WHAT NEEDS TO BE DONE
Can you edit the records below so that every "service-option" becomes "service-button", keeping all else unchanged and leaving out the pictures?
- - -
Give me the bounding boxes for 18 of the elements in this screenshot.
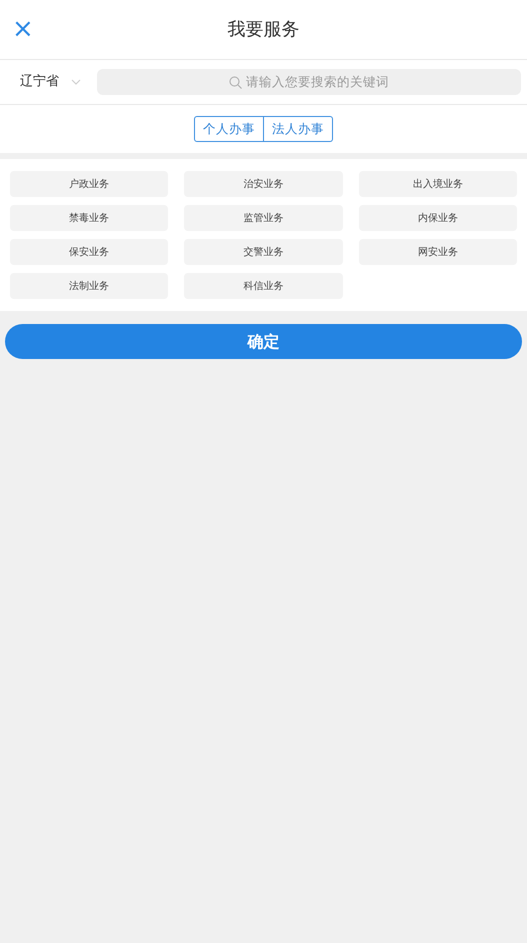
service-option[interactable]: 户政业务 — [10, 171, 168, 197]
service-option[interactable]: 网安业务 — [358, 239, 517, 265]
service-option[interactable]: 内保业务 — [358, 205, 517, 231]
service-option[interactable]: 科信业务 — [184, 273, 343, 299]
service-option[interactable]: 治安业务 — [184, 171, 343, 197]
service-option[interactable]: 监管业务 — [184, 205, 343, 231]
page-title: 我要服务 — [228, 18, 300, 42]
tab[interactable]: 个人办事 — [194, 116, 264, 142]
service-option[interactable]: 保安业务 — [10, 239, 168, 265]
chevron-down-icon[interactable] — [71, 79, 81, 85]
tab[interactable]: 法人办事 — [264, 116, 333, 142]
search-icon — [229, 76, 242, 88]
service-option[interactable]: 禁毒业务 — [10, 205, 168, 231]
confirm-button[interactable]: 确定 — [5, 324, 522, 359]
service-option[interactable]: 交警业务 — [184, 239, 343, 265]
region-selector[interactable]: 辽宁省 — [20, 72, 59, 92]
service-option[interactable]: 出入境业务 — [358, 171, 517, 197]
service-option[interactable]: 法制业务 — [10, 273, 168, 299]
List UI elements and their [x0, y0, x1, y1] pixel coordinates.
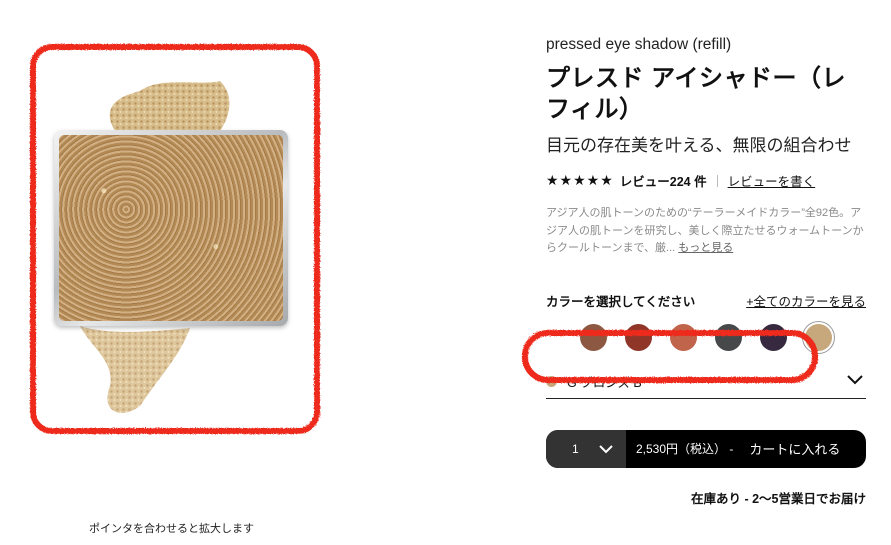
add-to-cart-label: カートに入れる — [749, 442, 841, 457]
image-highlight-annotation — [30, 44, 320, 434]
product-description: アジア人の肌トーンのための“テーラーメイドカラー”全92色。アジア人の肌トーンを… — [546, 205, 866, 258]
all-colors-link[interactable]: +全てのカラーを見る — [746, 291, 866, 310]
product-title: プレスド アイシャドー（レフィル） — [546, 65, 846, 123]
color-select-header: カラーを選択してください +全てのカラーを見る — [546, 291, 866, 310]
divider — [716, 174, 718, 187]
dropdown-highlight-annotation — [522, 330, 818, 383]
product-tagline: 目元の存在美を叶える、無限の組合わせ — [546, 136, 852, 155]
rating-stars-icon: ★★★★★ — [546, 172, 614, 188]
quantity-select[interactable]: 1 — [546, 429, 626, 468]
quantity-value: 1 — [572, 441, 579, 456]
price-label: 2,530円（税込） - — [636, 442, 734, 456]
product-subtitle-en: pressed eye shadow (refill) — [546, 36, 732, 53]
zoom-hint-caption: ポインタを合わせると拡大します — [89, 523, 254, 535]
color-select-label: カラーを選択してください — [546, 294, 696, 309]
product-info-panel: pressed eye shadow (refill) プレスド アイシャドー（… — [546, 36, 866, 507]
rating-row: ★★★★★ レビュー224 件 レビューを書く — [546, 171, 866, 190]
product-image-area[interactable] — [20, 36, 330, 436]
add-to-cart-bar: 1 2,530円（税込） - カートに入れる — [546, 429, 866, 468]
add-to-cart-button[interactable]: 2,530円（税込） - カートに入れる — [626, 430, 866, 468]
stock-status: 在庫あり - 2〜5営業日でお届け — [690, 491, 866, 506]
review-count-link[interactable]: レビュー224 件 — [620, 171, 707, 190]
chevron-down-icon — [599, 444, 613, 453]
read-more-link[interactable]: もっと見る — [678, 242, 733, 254]
write-review-link[interactable]: レビューを書く — [728, 171, 816, 190]
chevron-down-icon — [847, 374, 863, 384]
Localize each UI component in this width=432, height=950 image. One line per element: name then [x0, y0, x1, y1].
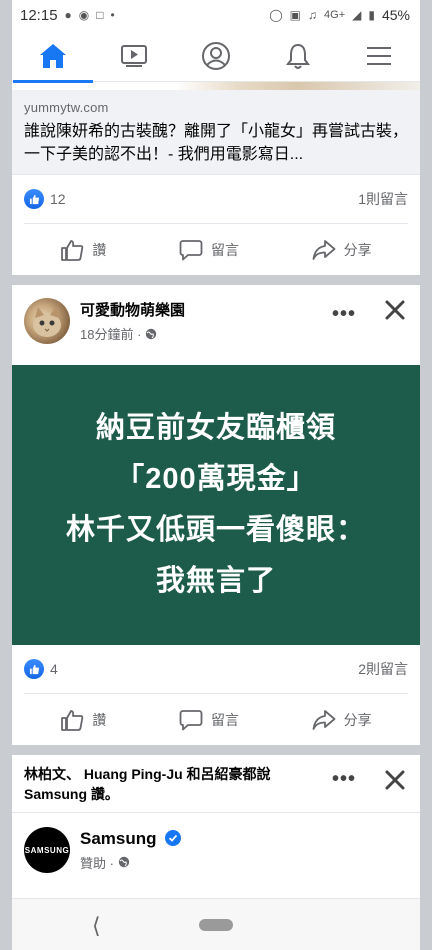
- - -
PROBLEM SOLUTION
Give me the bounding boxes for 18 of the elements in this screenshot.
service-button[interactable]: 户政业务 — [10, 171, 168, 197]
service-button[interactable]: 网安业务 — [358, 239, 517, 265]
service-button[interactable]: 内保业务 — [358, 205, 517, 231]
service-button[interactable]: 科信业务 — [184, 273, 343, 299]
service-button[interactable]: 治安业务 — [184, 171, 343, 197]
service-button[interactable]: 监管业务 — [184, 205, 343, 231]
page-title: 我要服务 — [228, 18, 300, 42]
tab[interactable]: 个人办事 — [194, 116, 264, 142]
service-button[interactable]: 保安业务 — [10, 239, 168, 265]
chevron-down-icon[interactable] — [71, 79, 81, 85]
tab[interactable]: 法人办事 — [264, 116, 333, 142]
search-icon — [229, 76, 242, 88]
service-button[interactable]: 禁毒业务 — [10, 205, 168, 231]
confirm-button[interactable]: 确定 — [5, 324, 522, 359]
service-button[interactable]: 交警业务 — [184, 239, 343, 265]
region-selector[interactable]: 辽宁省 — [20, 72, 59, 92]
service-button[interactable]: 出入境业务 — [358, 171, 517, 197]
service-button[interactable]: 法制业务 — [10, 273, 168, 299]
List UI elements and their [x0, y0, x1, y1] pixel coordinates.
add-to-cart-label: カートに入れる — [749, 442, 841, 457]
image-highlight-annotation — [30, 44, 320, 434]
product-description: アジア人の肌トーンのための“テーラーメイドカラー”全92色。アジア人の肌トーンを… — [546, 205, 866, 258]
all-colors-link[interactable]: +全てのカラーを見る — [746, 291, 866, 310]
product-title: プレスド アイシャドー（レフィル） — [546, 65, 846, 123]
color-select-header: カラーを選択してください +全てのカラーを見る — [546, 291, 866, 310]
divider — [716, 174, 718, 187]
dropdown-highlight-annotation — [522, 330, 818, 383]
product-tagline: 目元の存在美を叶える、無限の組合わせ — [546, 136, 852, 155]
rating-stars-icon: ★★★★★ — [546, 172, 614, 188]
quantity-select[interactable]: 1 — [546, 429, 626, 468]
quantity-value: 1 — [572, 441, 579, 456]
price-label: 2,530円（税込） - — [636, 442, 734, 456]
product-subtitle-en: pressed eye shadow (refill) — [546, 36, 732, 53]
zoom-hint-caption: ポインタを合わせると拡大します — [89, 523, 254, 535]
color-select-label: カラーを選択してください — [546, 294, 696, 309]
product-info-panel: pressed eye shadow (refill) プレスド アイシャドー（… — [546, 36, 866, 507]
rating-row: ★★★★★ レビュー224 件 レビューを書く — [546, 171, 866, 190]
product-image-area[interactable] — [20, 36, 330, 436]
add-to-cart-bar: 1 2,530円（税込） - カートに入れる — [546, 429, 866, 468]
add-to-cart-button[interactable]: 2,530円（税込） - カートに入れる — [626, 430, 866, 468]
stock-status: 在庫あり - 2〜5営業日でお届け — [690, 491, 866, 506]
review-count-link[interactable]: レビュー224 件 — [620, 171, 707, 190]
chevron-down-icon — [599, 444, 613, 453]
read-more-link[interactable]: もっと見る — [678, 242, 733, 254]
write-review-link[interactable]: レビューを書く — [728, 171, 816, 190]
chevron-down-icon — [847, 374, 863, 384]
Localize each UI component in this width=432, height=950 image. One line per element: name then [x0, y0, x1, y1].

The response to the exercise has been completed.